§ Recorded information

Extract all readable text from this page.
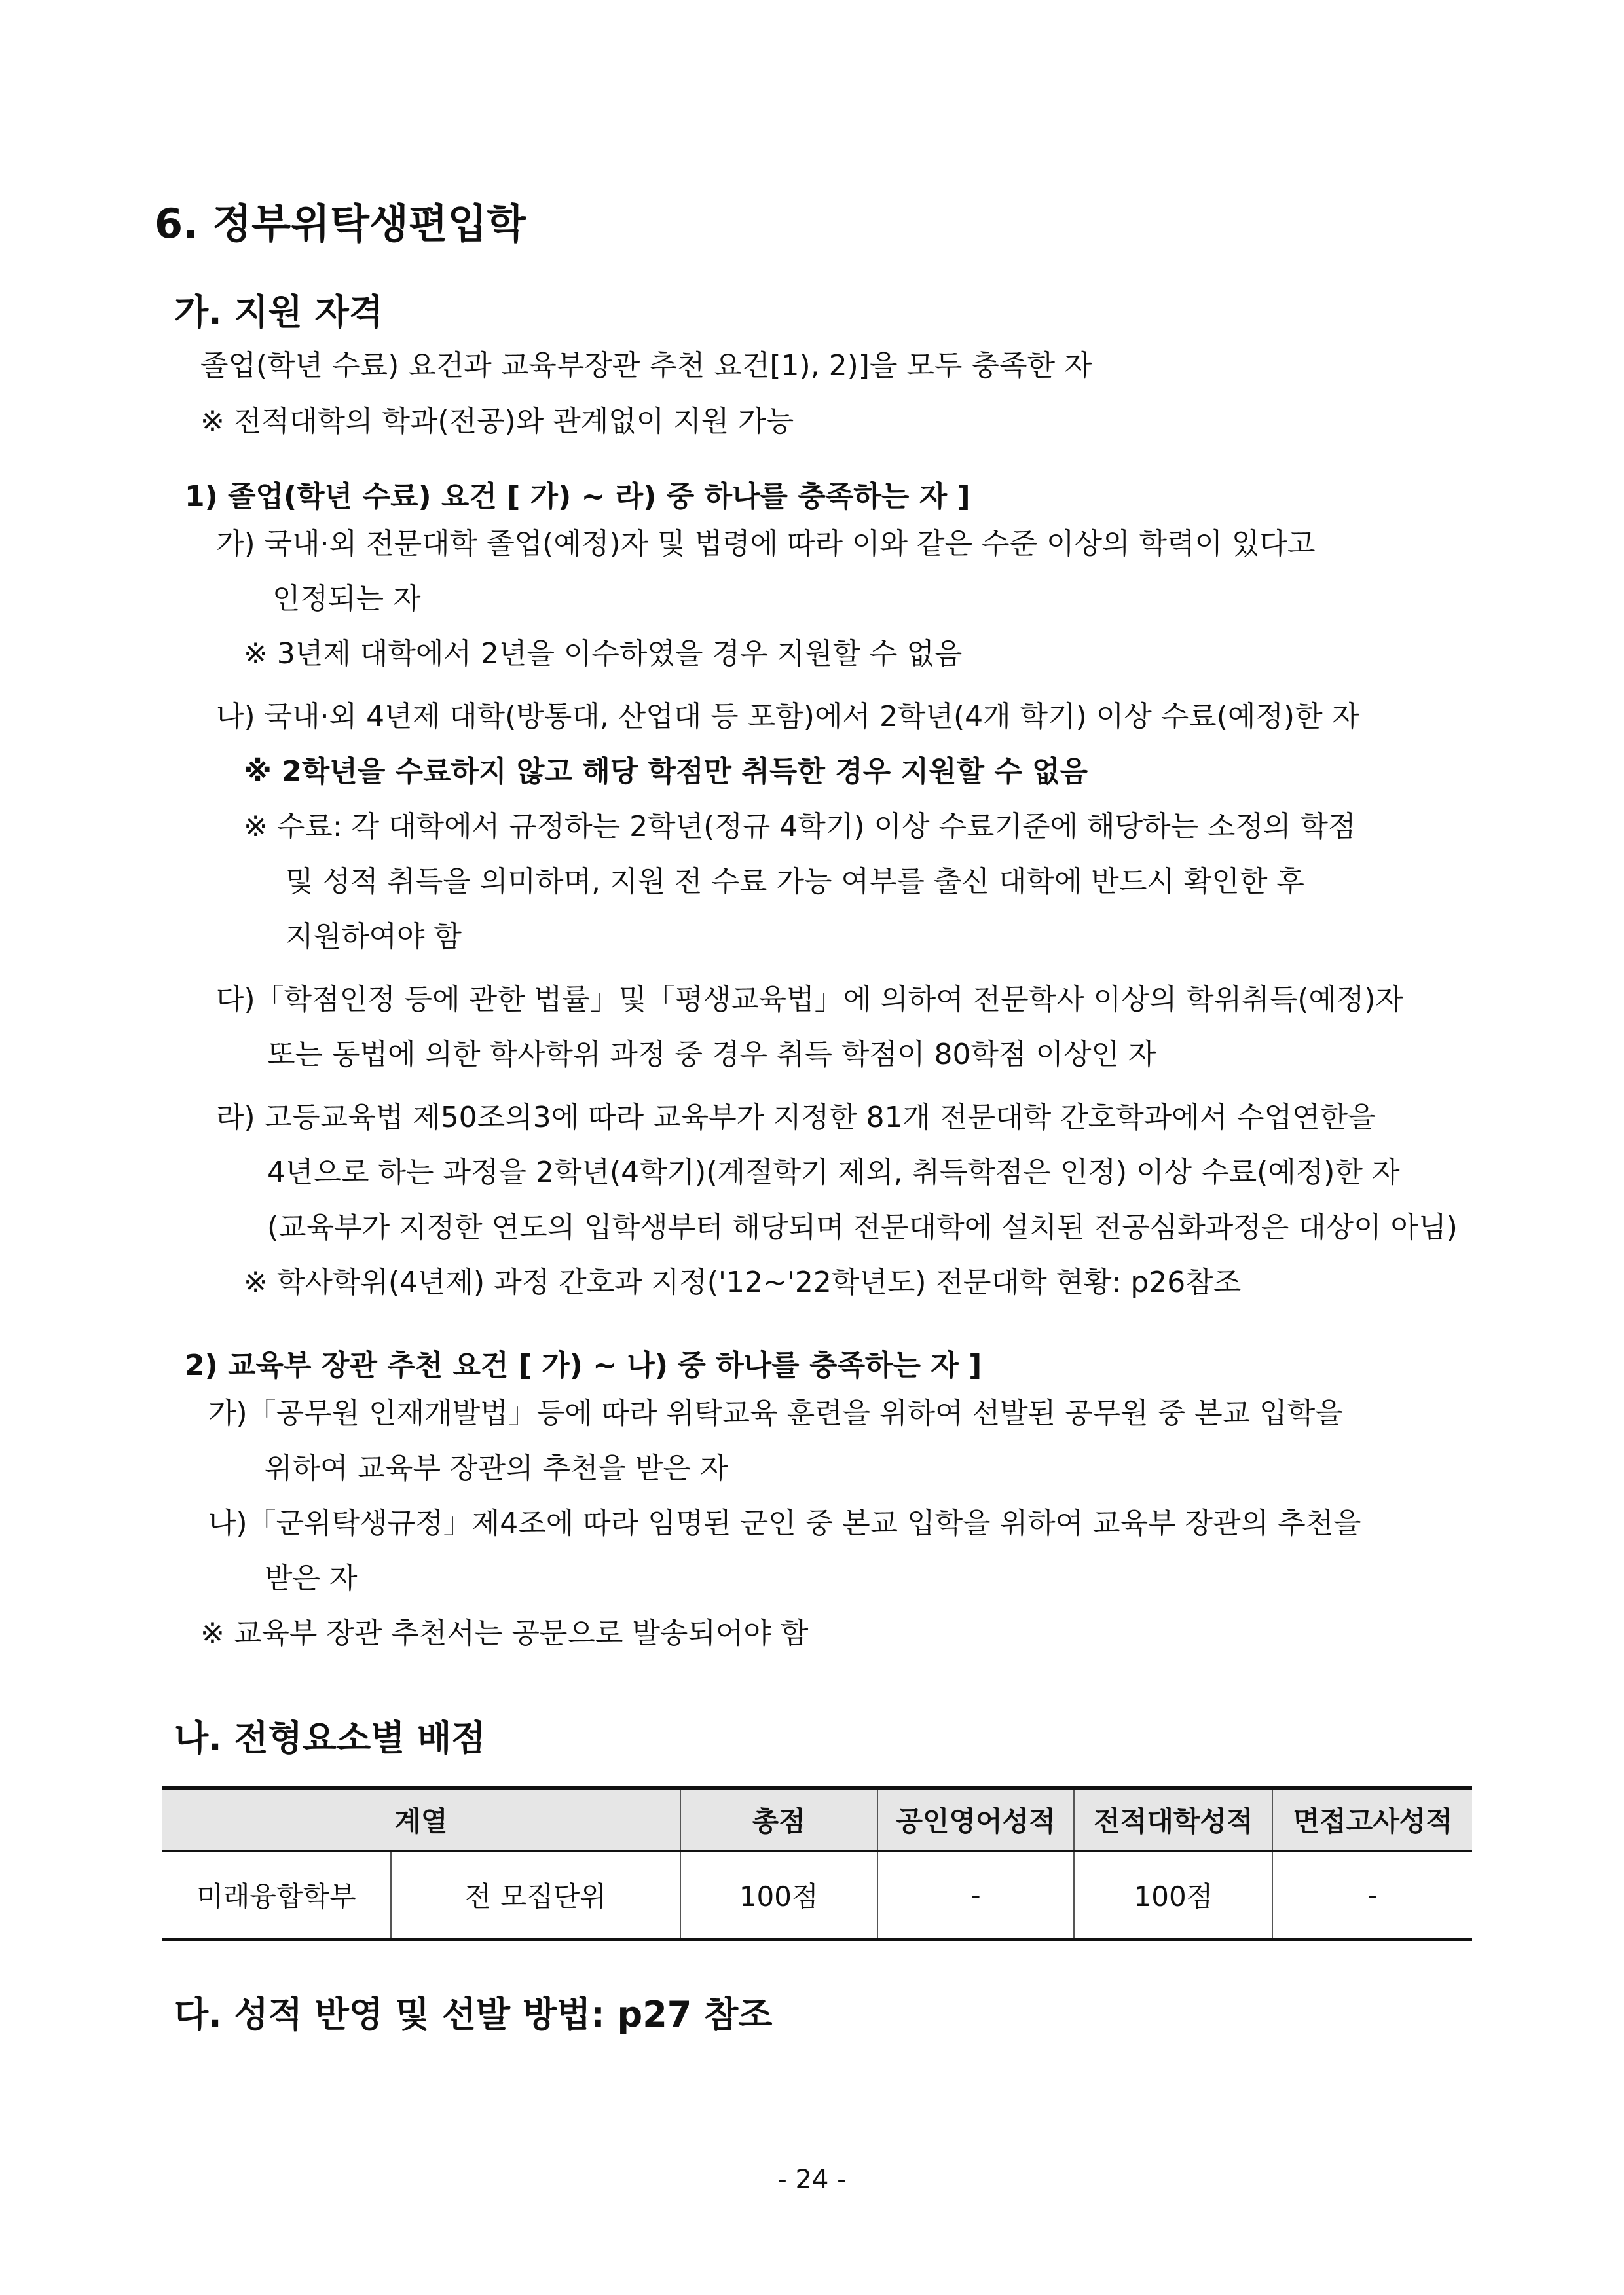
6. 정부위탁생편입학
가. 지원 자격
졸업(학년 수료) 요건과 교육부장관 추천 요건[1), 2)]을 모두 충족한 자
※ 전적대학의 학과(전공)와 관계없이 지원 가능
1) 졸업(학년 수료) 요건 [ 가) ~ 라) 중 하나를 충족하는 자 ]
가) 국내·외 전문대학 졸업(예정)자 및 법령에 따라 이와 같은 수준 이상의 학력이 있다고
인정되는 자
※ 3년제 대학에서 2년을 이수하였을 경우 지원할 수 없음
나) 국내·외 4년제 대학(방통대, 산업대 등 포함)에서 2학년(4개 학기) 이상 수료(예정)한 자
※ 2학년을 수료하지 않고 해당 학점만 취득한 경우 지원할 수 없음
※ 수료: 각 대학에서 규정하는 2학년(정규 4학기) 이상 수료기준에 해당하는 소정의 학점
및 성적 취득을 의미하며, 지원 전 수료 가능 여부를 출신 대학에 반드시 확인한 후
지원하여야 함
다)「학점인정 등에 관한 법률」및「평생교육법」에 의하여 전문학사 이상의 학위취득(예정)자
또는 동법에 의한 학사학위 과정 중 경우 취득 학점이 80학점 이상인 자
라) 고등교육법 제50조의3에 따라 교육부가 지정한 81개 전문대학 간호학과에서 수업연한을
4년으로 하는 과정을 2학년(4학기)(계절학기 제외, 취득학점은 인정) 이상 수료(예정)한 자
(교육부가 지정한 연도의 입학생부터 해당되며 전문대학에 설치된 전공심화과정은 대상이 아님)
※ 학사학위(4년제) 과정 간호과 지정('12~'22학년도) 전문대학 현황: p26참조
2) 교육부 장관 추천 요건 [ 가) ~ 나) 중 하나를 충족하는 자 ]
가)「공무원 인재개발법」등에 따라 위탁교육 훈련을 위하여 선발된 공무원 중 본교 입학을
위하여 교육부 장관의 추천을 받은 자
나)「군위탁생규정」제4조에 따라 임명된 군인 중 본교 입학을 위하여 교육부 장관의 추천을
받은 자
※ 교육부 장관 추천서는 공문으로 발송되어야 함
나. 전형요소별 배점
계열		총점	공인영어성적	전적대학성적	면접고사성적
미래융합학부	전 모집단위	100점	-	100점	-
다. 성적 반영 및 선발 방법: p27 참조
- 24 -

§ Set problem
Only lines with the word "충족하는" should be collected from the material.

§ Response
1) 졸업(학년 수료) 요건 [ 가) ~ 라) 중 하나를 충족하는 자 ]
2) 교육부 장관 추천 요건 [ 가) ~ 나) 중 하나를 충족하는 자 ]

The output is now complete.